TASK TO CARRY OUT: Once you have read the listing below, write all of it out again exactly.

·····

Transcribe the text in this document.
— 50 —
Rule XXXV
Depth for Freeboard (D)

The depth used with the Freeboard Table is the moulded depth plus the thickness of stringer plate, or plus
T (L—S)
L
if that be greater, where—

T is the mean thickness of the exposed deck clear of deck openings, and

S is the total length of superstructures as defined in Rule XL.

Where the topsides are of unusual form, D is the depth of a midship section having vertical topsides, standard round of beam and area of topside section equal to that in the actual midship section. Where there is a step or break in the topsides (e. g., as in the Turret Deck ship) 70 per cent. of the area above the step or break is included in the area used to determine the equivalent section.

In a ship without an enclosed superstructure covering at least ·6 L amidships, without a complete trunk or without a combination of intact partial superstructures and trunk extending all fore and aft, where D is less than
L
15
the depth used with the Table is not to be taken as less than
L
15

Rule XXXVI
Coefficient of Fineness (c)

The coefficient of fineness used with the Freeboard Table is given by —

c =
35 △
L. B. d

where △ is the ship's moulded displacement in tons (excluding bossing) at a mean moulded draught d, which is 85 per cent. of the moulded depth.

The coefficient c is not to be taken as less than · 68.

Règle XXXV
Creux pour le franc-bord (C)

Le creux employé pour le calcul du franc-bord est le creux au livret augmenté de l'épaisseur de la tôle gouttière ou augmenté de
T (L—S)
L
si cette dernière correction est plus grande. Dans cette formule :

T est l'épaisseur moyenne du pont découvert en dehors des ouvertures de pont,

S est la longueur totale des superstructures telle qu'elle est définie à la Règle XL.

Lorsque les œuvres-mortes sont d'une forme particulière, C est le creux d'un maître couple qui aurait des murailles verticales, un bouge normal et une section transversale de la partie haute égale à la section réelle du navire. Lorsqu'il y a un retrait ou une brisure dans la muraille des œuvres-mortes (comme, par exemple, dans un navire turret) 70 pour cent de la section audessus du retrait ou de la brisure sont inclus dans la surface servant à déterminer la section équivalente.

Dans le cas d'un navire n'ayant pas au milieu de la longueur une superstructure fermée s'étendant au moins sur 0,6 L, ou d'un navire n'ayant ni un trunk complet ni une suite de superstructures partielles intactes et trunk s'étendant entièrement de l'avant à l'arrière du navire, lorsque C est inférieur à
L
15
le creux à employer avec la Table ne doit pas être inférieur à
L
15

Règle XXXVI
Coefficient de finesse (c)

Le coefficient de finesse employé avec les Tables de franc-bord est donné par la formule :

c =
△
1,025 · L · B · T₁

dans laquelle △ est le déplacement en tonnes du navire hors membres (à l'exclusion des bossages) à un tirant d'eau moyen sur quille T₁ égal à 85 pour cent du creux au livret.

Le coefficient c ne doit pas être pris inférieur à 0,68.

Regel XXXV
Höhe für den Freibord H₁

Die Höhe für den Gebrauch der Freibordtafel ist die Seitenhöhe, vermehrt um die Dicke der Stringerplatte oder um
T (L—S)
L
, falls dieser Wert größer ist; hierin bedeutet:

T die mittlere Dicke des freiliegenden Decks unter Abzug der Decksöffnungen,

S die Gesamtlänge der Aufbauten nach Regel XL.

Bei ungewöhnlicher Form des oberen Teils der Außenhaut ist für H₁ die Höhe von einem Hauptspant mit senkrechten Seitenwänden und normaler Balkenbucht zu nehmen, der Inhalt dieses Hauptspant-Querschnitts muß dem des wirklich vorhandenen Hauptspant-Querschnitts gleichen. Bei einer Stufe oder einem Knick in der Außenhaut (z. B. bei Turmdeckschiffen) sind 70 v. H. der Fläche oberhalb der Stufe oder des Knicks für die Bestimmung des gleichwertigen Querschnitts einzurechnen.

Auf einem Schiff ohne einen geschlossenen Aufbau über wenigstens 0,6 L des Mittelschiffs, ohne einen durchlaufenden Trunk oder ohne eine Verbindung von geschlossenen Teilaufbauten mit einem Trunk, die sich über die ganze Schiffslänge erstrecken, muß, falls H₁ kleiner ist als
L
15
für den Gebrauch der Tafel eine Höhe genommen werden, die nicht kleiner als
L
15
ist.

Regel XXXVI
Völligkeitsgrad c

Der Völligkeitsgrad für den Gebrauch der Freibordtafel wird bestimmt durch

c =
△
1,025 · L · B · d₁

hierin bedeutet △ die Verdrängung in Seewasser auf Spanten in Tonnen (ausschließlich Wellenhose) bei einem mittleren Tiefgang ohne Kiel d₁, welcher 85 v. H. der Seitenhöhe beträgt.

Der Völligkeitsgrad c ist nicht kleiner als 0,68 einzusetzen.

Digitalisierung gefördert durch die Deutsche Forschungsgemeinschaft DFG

·····

EXPECTED ANSWER:
Transcribe the text in this document.
— 50 —
Rule XXXV
Depth for Freeboard (D)

The depth used with the Freeboard Table is the moulded depth plus the thickness of stringer plate, or plus
T (L—S)
L
if that be greater, where—

T is the mean thickness of the exposed deck clear of deck openings, and

S is the total length of superstructures as defined in Rule XL.

Where the topsides are of unusual form, D is the depth of a midship section having vertical topsides, standard round of beam and area of topside section equal to that in the actual midship section. Where there is a step or break in the topsides (e. g., as in the Turret Deck ship) 70 per cent. of the area above the step or break is included in the area used to determine the equivalent section.

In a ship without an enclosed superstructure covering at least ·6 L amidships, without a complete trunk or without a combination of intact partial superstructures and trunk extending all fore and aft, where D is less than
L
15
the depth used with the Table is not to be taken as less than
L
15

Rule XXXVI
Coefficient of Fineness (c)

The coefficient of fineness used with the Freeboard Table is given by —

c =
35 △
L. B. d

where △ is the ship's moulded displacement in tons (excluding bossing) at a mean moulded draught d, which is 85 per cent. of the moulded depth.

The coefficient c is not to be taken as less than · 68.

Règle XXXV
Creux pour le franc-bord (C)

Le creux employé pour le calcul du franc-bord est le creux au livret augmenté de l'épaisseur de la tôle gouttière ou augmenté de
T (L—S)
L
si cette dernière correction est plus grande. Dans cette formule :

T est l'épaisseur moyenne du pont découvert en dehors des ouvertures de pont,

S est la longueur totale des superstructures telle qu'elle est définie à la Règle XL.

Lorsque les œuvres-mortes sont d'une forme particulière, C est le creux d'un maître couple qui aurait des murailles verticales, un bouge normal et une section transversale de la partie haute égale à la section réelle du navire. Lorsqu'il y a un retrait ou une brisure dans la muraille des œuvres-mortes (comme, par exemple, dans un navire turret) 70 pour cent de la section audessus du retrait ou de la brisure sont inclus dans la surface servant à déterminer la section équivalente.

Dans le cas d'un navire n'ayant pas au milieu de la longueur une superstructure fermée s'étendant au moins sur 0,6 L, ou d'un navire n'ayant ni un trunk complet ni une suite de superstructures partielles intactes et trunk s'étendant entièrement de l'avant à l'arrière du navire, lorsque C est inférieur à
L
15
le creux à employer avec la Table ne doit pas être inférieur à
L
15

Règle XXXVI
Coefficient de finesse (c)

Le coefficient de finesse employé avec les Tables de franc-bord est donné par la formule :

c =
△
1,025 · L · B · T₁

dans laquelle △ est le déplacement en tonnes du navire hors membres (à l'exclusion des bossages) à un tirant d'eau moyen sur quille T₁ égal à 85 pour cent du creux au livret.

Le coefficient c ne doit pas être pris inférieur à 0,68.

Regel XXXV
Höhe für den Freibord H₁

Die Höhe für den Gebrauch der Freibordtafel ist die Seitenhöhe, vermehrt um die Dicke der Stringerplatte oder um
T (L—S)
L
, falls dieser Wert größer ist; hierin bedeutet:

T die mittlere Dicke des freiliegenden Decks unter Abzug der Decksöffnungen,

S die Gesamtlänge der Aufbauten nach Regel XL.

Bei ungewöhnlicher Form des oberen Teils der Außenhaut ist für H₁ die Höhe von einem Hauptspant mit senkrechten Seitenwänden und normaler Balkenbucht zu nehmen, der Inhalt dieses Hauptspant-Querschnitts muß dem des wirklich vorhandenen Hauptspant-Querschnitts gleichen. Bei einer Stufe oder einem Knick in der Außenhaut (z. B. bei Turmdeckschiffen) sind 70 v. H. der Fläche oberhalb der Stufe oder des Knicks für die Bestimmung des gleichwertigen Querschnitts einzurechnen.

Auf einem Schiff ohne einen geschlossenen Aufbau über wenigstens 0,6 L des Mittelschiffs, ohne einen durchlaufenden Trunk oder ohne eine Verbindung von geschlossenen Teilaufbauten mit einem Trunk, die sich über die ganze Schiffslänge erstrecken, muß, falls H₁ kleiner ist als
L
15
für den Gebrauch der Tafel eine Höhe genommen werden, die nicht kleiner als
L
15
ist.

Regel XXXVI
Völligkeitsgrad c

Der Völligkeitsgrad für den Gebrauch der Freibordtafel wird bestimmt durch

c =
△
1,025 · L · B · d₁

hierin bedeutet △ die Verdrängung in Seewasser auf Spanten in Tonnen (ausschließlich Wellenhose) bei einem mittleren Tiefgang ohne Kiel d₁, welcher 85 v. H. der Seitenhöhe beträgt.

Der Völligkeitsgrad c ist nicht kleiner als 0,68 einzusetzen.

Digitalisierung gefördert durch die Deutsche Forschungsgemeinschaft DFG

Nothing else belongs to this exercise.